*DIRECTION*: Output the material below in its entirety, exactly as given.

*Collected data*:
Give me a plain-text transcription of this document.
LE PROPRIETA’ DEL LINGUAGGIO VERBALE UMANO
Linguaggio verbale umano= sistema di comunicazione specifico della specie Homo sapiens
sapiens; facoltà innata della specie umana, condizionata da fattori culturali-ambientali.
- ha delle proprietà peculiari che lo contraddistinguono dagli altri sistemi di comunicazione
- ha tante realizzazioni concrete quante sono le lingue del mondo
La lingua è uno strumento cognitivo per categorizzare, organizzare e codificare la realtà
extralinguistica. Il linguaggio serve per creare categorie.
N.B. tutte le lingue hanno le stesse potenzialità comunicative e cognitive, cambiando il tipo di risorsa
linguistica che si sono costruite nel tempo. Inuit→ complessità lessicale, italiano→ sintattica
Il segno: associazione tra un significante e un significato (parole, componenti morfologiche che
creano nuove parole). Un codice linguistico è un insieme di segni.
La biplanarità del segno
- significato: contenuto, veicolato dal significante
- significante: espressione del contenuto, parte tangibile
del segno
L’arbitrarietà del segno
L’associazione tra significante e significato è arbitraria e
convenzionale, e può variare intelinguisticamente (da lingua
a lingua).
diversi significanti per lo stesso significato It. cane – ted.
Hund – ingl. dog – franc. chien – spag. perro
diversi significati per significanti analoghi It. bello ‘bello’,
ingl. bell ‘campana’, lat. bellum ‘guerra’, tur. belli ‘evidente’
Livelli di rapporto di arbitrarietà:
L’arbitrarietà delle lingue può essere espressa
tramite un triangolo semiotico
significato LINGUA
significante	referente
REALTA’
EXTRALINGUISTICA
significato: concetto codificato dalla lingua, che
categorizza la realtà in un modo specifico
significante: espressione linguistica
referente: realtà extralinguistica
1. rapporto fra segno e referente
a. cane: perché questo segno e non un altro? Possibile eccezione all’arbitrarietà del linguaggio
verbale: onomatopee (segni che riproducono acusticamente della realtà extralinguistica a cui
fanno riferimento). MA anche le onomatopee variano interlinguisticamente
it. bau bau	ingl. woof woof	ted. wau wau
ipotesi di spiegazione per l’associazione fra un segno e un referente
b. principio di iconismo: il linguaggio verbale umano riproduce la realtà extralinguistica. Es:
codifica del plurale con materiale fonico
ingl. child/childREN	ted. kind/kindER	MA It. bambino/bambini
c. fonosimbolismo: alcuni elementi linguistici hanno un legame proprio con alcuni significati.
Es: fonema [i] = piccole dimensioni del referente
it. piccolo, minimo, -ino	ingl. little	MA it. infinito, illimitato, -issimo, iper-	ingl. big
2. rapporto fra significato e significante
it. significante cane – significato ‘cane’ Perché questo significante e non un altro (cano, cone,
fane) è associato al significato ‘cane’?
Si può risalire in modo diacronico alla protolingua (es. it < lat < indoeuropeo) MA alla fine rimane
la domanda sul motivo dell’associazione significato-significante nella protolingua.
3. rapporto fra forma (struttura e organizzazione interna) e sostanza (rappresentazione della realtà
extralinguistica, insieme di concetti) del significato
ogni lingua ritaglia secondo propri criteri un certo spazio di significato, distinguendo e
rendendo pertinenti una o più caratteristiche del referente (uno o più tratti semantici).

*RESPONSE FOR THIS EXERCISE*:
Give me a plain-text transcription of this document.
LE PROPRIETA’ DEL LINGUAGGIO VERBALE UMANO
Linguaggio verbale umano= sistema di comunicazione specifico della specie Homo sapiens
sapiens; facoltà innata della specie umana, condizionata da fattori culturali-ambientali.
- ha delle proprietà peculiari che lo contraddistinguono dagli altri sistemi di comunicazione
- ha tante realizzazioni concrete quante sono le lingue del mondo
La lingua è uno strumento cognitivo per categorizzare, organizzare e codificare la realtà
extralinguistica. Il linguaggio serve per creare categorie.
N.B. tutte le lingue hanno le stesse potenzialità comunicative e cognitive, cambiando il tipo di risorsa
linguistica che si sono costruite nel tempo. Inuit→ complessità lessicale, italiano→ sintattica
Il segno: associazione tra un significante e un significato (parole, componenti morfologiche che
creano nuove parole). Un codice linguistico è un insieme di segni.
La biplanarità del segno
- significato: contenuto, veicolato dal significante
- significante: espressione del contenuto, parte tangibile
del segno
L’arbitrarietà del segno
L’associazione tra significante e significato è arbitraria e
convenzionale, e può variare intelinguisticamente (da lingua
a lingua).
diversi significanti per lo stesso significato It. cane – ted.
Hund – ingl. dog – franc. chien – spag. perro
diversi significati per significanti analoghi It. bello ‘bello’,
ingl. bell ‘campana’, lat. bellum ‘guerra’, tur. belli ‘evidente’
Livelli di rapporto di arbitrarietà:
L’arbitrarietà delle lingue può essere espressa
tramite un triangolo semiotico
significato LINGUA
significante	referente
REALTA’
EXTRALINGUISTICA
significato: concetto codificato dalla lingua, che
categorizza la realtà in un modo specifico
significante: espressione linguistica
referente: realtà extralinguistica
1. rapporto fra segno e referente
a. cane: perché questo segno e non un altro? Possibile eccezione all’arbitrarietà del linguaggio
verbale: onomatopee (segni che riproducono acusticamente della realtà extralinguistica a cui
fanno riferimento). MA anche le onomatopee variano interlinguisticamente
it. bau bau	ingl. woof woof	ted. wau wau
ipotesi di spiegazione per l’associazione fra un segno e un referente
b. principio di iconismo: il linguaggio verbale umano riproduce la realtà extralinguistica. Es:
codifica del plurale con materiale fonico
ingl. child/childREN	ted. kind/kindER	MA It. bambino/bambini
c. fonosimbolismo: alcuni elementi linguistici hanno un legame proprio con alcuni significati.
Es: fonema [i] = piccole dimensioni del referente
it. piccolo, minimo, -ino	ingl. little	MA it. infinito, illimitato, -issimo, iper-	ingl. big
2. rapporto fra significato e significante
it. significante cane – significato ‘cane’ Perché questo significante e non un altro (cano, cone,
fane) è associato al significato ‘cane’?
Si può risalire in modo diacronico alla protolingua (es. it < lat < indoeuropeo) MA alla fine rimane
la domanda sul motivo dell’associazione significato-significante nella protolingua.
3. rapporto fra forma (struttura e organizzazione interna) e sostanza (rappresentazione della realtà
extralinguistica, insieme di concetti) del significato
ogni lingua ritaglia secondo propri criteri un certo spazio di significato, distinguendo e
rendendo pertinenti una o più caratteristiche del referente (uno o più tratti semantici).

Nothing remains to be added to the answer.